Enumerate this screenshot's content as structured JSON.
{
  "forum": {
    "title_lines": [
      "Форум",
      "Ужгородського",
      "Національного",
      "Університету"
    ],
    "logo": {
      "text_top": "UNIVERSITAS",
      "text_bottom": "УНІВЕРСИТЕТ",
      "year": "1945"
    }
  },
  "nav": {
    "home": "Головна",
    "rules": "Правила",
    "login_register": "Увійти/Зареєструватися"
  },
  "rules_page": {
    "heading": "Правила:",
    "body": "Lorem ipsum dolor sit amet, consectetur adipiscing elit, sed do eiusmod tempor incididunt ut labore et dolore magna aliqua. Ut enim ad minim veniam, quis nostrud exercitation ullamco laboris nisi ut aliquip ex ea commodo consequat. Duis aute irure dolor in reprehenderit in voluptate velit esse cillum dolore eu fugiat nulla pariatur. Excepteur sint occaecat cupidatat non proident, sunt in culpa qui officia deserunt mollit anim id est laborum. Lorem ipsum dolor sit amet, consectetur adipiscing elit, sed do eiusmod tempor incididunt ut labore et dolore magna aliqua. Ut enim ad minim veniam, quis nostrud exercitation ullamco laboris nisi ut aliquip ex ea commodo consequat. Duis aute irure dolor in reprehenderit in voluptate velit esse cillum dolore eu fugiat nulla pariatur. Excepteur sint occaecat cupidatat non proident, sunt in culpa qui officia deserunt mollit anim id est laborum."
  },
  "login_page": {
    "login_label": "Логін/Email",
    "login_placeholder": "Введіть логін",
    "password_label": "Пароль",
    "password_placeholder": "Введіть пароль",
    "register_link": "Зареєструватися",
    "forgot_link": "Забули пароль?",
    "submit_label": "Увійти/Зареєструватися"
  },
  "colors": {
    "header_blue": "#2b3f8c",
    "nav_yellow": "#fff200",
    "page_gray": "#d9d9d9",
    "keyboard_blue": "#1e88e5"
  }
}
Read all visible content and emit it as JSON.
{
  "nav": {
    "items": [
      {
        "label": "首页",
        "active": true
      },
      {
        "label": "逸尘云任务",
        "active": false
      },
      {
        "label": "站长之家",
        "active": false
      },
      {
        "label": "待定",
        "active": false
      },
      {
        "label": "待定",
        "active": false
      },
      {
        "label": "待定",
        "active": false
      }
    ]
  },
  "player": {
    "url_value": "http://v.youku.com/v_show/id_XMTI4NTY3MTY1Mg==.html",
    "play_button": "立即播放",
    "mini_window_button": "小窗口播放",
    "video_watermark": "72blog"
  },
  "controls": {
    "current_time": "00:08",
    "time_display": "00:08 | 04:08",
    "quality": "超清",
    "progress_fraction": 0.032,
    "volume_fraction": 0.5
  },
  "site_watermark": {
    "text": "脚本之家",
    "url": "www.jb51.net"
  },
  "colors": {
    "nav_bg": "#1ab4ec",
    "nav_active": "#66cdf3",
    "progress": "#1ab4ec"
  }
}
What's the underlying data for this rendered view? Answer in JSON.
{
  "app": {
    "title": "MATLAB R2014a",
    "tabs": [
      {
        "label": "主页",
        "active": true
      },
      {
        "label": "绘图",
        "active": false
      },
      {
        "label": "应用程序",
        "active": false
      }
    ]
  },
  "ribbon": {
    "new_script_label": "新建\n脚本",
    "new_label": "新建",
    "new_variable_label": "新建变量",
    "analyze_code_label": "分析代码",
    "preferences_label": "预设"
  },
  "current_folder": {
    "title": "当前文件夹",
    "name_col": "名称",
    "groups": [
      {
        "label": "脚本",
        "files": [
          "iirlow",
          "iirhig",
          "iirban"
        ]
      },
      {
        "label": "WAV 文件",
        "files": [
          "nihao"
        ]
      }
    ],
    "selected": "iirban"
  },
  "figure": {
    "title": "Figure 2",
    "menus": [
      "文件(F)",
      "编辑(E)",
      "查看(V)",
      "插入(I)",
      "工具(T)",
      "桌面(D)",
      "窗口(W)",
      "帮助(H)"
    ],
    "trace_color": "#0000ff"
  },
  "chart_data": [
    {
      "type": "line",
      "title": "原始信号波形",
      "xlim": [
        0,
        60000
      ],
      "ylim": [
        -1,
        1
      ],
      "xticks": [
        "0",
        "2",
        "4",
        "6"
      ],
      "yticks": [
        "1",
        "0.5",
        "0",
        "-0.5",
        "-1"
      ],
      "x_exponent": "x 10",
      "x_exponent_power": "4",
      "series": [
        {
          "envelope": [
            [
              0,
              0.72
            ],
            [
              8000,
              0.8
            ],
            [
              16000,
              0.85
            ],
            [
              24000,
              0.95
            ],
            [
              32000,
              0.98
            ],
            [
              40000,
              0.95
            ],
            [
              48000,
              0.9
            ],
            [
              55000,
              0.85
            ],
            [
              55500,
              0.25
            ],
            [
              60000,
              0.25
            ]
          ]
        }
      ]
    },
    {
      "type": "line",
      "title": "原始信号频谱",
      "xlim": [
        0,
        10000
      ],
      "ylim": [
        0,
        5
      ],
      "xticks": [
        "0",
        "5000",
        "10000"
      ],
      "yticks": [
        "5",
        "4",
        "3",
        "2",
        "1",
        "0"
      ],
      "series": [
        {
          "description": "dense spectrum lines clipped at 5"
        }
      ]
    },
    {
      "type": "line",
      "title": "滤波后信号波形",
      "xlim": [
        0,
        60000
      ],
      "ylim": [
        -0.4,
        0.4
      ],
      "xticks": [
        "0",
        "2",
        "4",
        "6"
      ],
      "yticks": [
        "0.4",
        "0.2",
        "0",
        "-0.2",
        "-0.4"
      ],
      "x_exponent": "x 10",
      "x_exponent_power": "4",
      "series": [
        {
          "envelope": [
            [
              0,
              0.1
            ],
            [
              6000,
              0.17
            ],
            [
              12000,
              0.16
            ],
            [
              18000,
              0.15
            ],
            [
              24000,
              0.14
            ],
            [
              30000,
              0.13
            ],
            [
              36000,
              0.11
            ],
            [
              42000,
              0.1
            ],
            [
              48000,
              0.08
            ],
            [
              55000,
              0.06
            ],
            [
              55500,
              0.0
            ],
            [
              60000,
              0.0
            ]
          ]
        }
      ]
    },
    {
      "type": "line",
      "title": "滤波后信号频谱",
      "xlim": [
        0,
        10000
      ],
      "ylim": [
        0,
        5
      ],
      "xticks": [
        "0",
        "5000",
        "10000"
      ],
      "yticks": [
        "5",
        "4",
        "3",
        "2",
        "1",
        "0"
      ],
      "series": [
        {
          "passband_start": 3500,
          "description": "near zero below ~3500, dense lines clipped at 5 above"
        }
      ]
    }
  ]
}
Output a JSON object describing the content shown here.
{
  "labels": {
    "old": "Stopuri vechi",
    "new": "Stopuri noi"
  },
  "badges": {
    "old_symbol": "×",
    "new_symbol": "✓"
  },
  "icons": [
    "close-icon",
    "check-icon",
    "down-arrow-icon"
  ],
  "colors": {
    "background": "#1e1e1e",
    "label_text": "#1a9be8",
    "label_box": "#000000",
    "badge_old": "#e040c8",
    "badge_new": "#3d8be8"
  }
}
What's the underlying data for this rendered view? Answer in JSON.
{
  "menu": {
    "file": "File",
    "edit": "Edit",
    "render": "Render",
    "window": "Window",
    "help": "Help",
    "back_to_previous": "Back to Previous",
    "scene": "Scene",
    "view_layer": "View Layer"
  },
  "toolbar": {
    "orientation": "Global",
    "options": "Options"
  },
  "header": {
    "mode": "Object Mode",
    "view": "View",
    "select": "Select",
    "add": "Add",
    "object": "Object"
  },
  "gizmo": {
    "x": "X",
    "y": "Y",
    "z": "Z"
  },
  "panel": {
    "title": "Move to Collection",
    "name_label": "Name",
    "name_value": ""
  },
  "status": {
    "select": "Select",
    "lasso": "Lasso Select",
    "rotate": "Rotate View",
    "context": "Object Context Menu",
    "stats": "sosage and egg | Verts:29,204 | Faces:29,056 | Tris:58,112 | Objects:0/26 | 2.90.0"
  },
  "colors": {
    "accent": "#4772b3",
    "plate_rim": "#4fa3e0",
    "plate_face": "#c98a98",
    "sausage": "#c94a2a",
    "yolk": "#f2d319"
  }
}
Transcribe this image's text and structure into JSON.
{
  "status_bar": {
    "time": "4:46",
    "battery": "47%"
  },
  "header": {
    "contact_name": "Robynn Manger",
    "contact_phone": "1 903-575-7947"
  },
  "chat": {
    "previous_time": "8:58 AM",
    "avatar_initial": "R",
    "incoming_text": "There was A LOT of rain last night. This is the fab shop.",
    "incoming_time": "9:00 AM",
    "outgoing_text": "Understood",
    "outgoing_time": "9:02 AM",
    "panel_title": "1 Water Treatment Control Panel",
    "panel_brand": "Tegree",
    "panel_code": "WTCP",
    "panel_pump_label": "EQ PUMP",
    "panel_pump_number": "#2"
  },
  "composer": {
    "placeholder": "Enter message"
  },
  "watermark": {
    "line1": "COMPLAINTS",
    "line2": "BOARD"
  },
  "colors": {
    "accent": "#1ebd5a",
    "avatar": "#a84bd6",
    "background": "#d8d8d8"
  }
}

* _TASK TO CARRY OUT_: Every line from the one containing "Transcribe this image's" through the end of the entries above must be echoed exactly, with both ends kept.

* _PROBLEM SOLUTION_:
Transcribe this image's text and structure into JSON.
{
  "status_bar": {
    "time": "4:46",
    "battery": "47%"
  },
  "header": {
    "contact_name": "Robynn Manger",
    "contact_phone": "1 903-575-7947"
  },
  "chat": {
    "previous_time": "8:58 AM",
    "avatar_initial": "R",
    "incoming_text": "There was A LOT of rain last night. This is the fab shop.",
    "incoming_time": "9:00 AM",
    "outgoing_text": "Understood",
    "outgoing_time": "9:02 AM",
    "panel_title": "1 Water Treatment Control Panel",
    "panel_brand": "Tegree",
    "panel_code": "WTCP",
    "panel_pump_label": "EQ PUMP",
    "panel_pump_number": "#2"
  },
  "composer": {
    "placeholder": "Enter message"
  },
  "watermark": {
    "line1": "COMPLAINTS",
    "line2": "BOARD"
  },
  "colors": {
    "accent": "#1ebd5a",
    "avatar": "#a84bd6",
    "background": "#d8d8d8"
  }
}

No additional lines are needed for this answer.